SOURCE RECORDS
#####

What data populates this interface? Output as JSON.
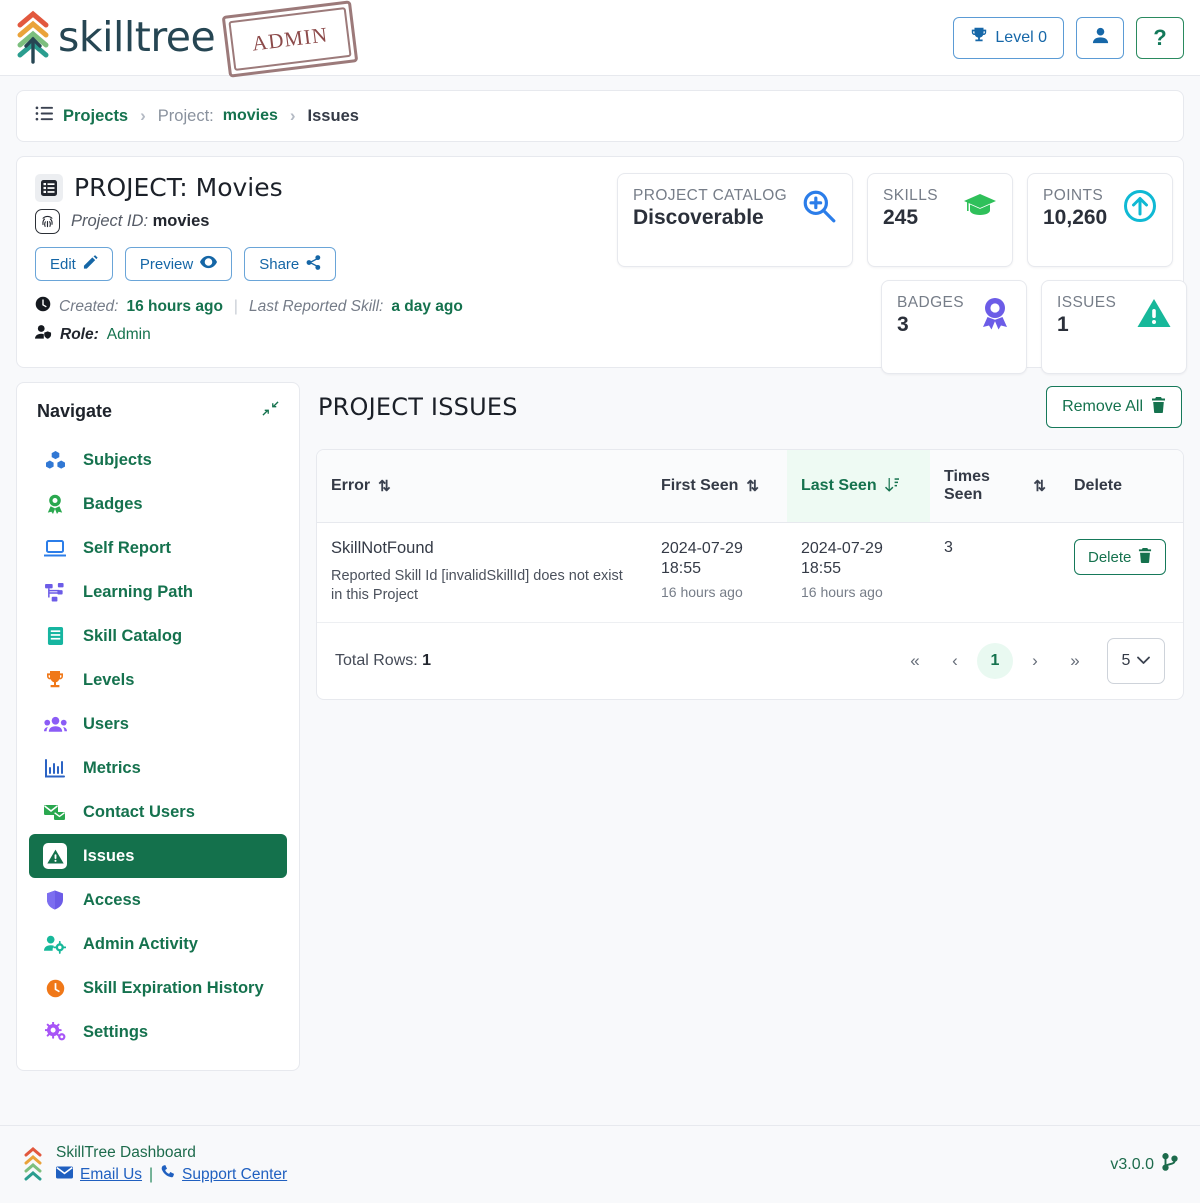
{
  "header": {
    "brand": "skilltree",
    "stamp": "ADMIN",
    "level_button": "Level 0",
    "level_icon": "trophy-icon",
    "user_icon": "user-icon",
    "help_label": "?",
    "accent_green": "#15724e",
    "accent_blue": "#1667a8"
  },
  "breadcrumb": {
    "icon": "list-tree-icon",
    "root": "Projects",
    "sep": "›",
    "project_label": "Project: ",
    "project_name": "movies",
    "current": "Issues"
  },
  "project": {
    "title": "PROJECT: Movies",
    "title_icon": "list-alt-icon",
    "id_icon": "fingerprint-icon",
    "id_label": "Project ID",
    "id_sep": ": ",
    "id_value": "movies",
    "buttons": [
      {
        "label": "Edit",
        "icon": "edit-pencil-icon"
      },
      {
        "label": "Preview",
        "icon": "eye-icon"
      },
      {
        "label": "Share",
        "icon": "share-icon"
      }
    ],
    "created_icon": "clock-icon",
    "created_label": "Created:",
    "created_value": "16 hours ago",
    "divider": "|",
    "last_skill_label": "Last Reported Skill:",
    "last_skill_value": "a day ago",
    "role_icon": "user-shield-icon",
    "role_label": "Role:",
    "role_value": "Admin"
  },
  "tiles": [
    {
      "label": "PROJECT CATALOG",
      "value": "Discoverable",
      "icon": "search-plus-icon",
      "color": "#2b7de9"
    },
    {
      "label": "SKILLS",
      "value": "245",
      "icon": "graduation-cap-icon",
      "color": "#2fc05a"
    },
    {
      "label": "POINTS",
      "value": "10,260",
      "icon": "arrow-up-circle-icon",
      "color": "#0fb9d4"
    },
    {
      "label": "BADGES",
      "value": "3",
      "icon": "award-ribbon-icon",
      "color": "#6c5ce7"
    },
    {
      "label": "ISSUES",
      "value": "1",
      "icon": "warning-triangle-icon",
      "color": "#17b89a"
    }
  ],
  "sidebar": {
    "title": "Navigate",
    "collapse_icon": "compress-arrows-icon",
    "items": [
      {
        "label": "Subjects",
        "icon": "cubes-icon",
        "color": "#3178d4",
        "active": false
      },
      {
        "label": "Badges",
        "icon": "award-ribbon-icon",
        "color": "#2aa84f",
        "active": false
      },
      {
        "label": "Self Report",
        "icon": "laptop-icon",
        "color": "#2b7de9",
        "active": false
      },
      {
        "label": "Learning Path",
        "icon": "project-diagram-icon",
        "color": "#6c5ce7",
        "active": false
      },
      {
        "label": "Skill Catalog",
        "icon": "book-icon",
        "color": "#16b5a0",
        "active": false
      },
      {
        "label": "Levels",
        "icon": "trophy-icon",
        "color": "#f07818",
        "active": false
      },
      {
        "label": "Users",
        "icon": "users-icon",
        "color": "#8b5cf6",
        "active": false
      },
      {
        "label": "Metrics",
        "icon": "bar-chart-icon",
        "color": "#2b63c4",
        "active": false
      },
      {
        "label": "Contact Users",
        "icon": "mail-bulk-icon",
        "color": "#2aa84f",
        "active": false
      },
      {
        "label": "Issues",
        "icon": "warning-triangle-icon",
        "color": "#ffffff",
        "active": true
      },
      {
        "label": "Access",
        "icon": "shield-icon",
        "color": "#6c5ce7",
        "active": false
      },
      {
        "label": "Admin Activity",
        "icon": "users-cog-icon",
        "color": "#17b89a",
        "active": false
      },
      {
        "label": "Skill Expiration History",
        "icon": "clock-icon",
        "color": "#f07818",
        "active": false
      },
      {
        "label": "Settings",
        "icon": "gears-icon",
        "color": "#a855f7",
        "active": false
      }
    ]
  },
  "issues": {
    "title": "PROJECT ISSUES",
    "remove_all_label": "Remove All",
    "remove_all_icon": "trash-icon",
    "columns": [
      {
        "label": "Error",
        "sort": "none"
      },
      {
        "label": "First Seen",
        "sort": "none"
      },
      {
        "label": "Last Seen",
        "sort": "desc"
      },
      {
        "label": "Times Seen",
        "sort": "none"
      },
      {
        "label": "Delete",
        "sort": null
      }
    ],
    "rows": [
      {
        "error": "SkillNotFound",
        "description": "Reported Skill Id [invalidSkillId] does not exist in this Project",
        "first_seen_date": "2024-07-29 18:55",
        "first_seen_ago": "16 hours ago",
        "last_seen_date": "2024-07-29 18:55",
        "last_seen_ago": "16 hours ago",
        "times_seen": "3",
        "delete_label": "Delete",
        "delete_icon": "trash-icon"
      }
    ],
    "pager": {
      "total_label": "Total Rows:",
      "total_value": "1",
      "first": "«",
      "prev": "‹",
      "current_page": "1",
      "next": "›",
      "last": "»",
      "page_size": "5"
    }
  },
  "footer": {
    "dashboard": "SkillTree Dashboard",
    "email_label": "Email Us",
    "email_icon": "envelope-icon",
    "pipe": "|",
    "support_label": "Support Center",
    "support_icon": "phone-icon",
    "version": "v3.0.0",
    "version_icon": "git-branch-icon"
  }
}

#####

How many of the lines above include the word "trophy"? Respond with the number alone.

2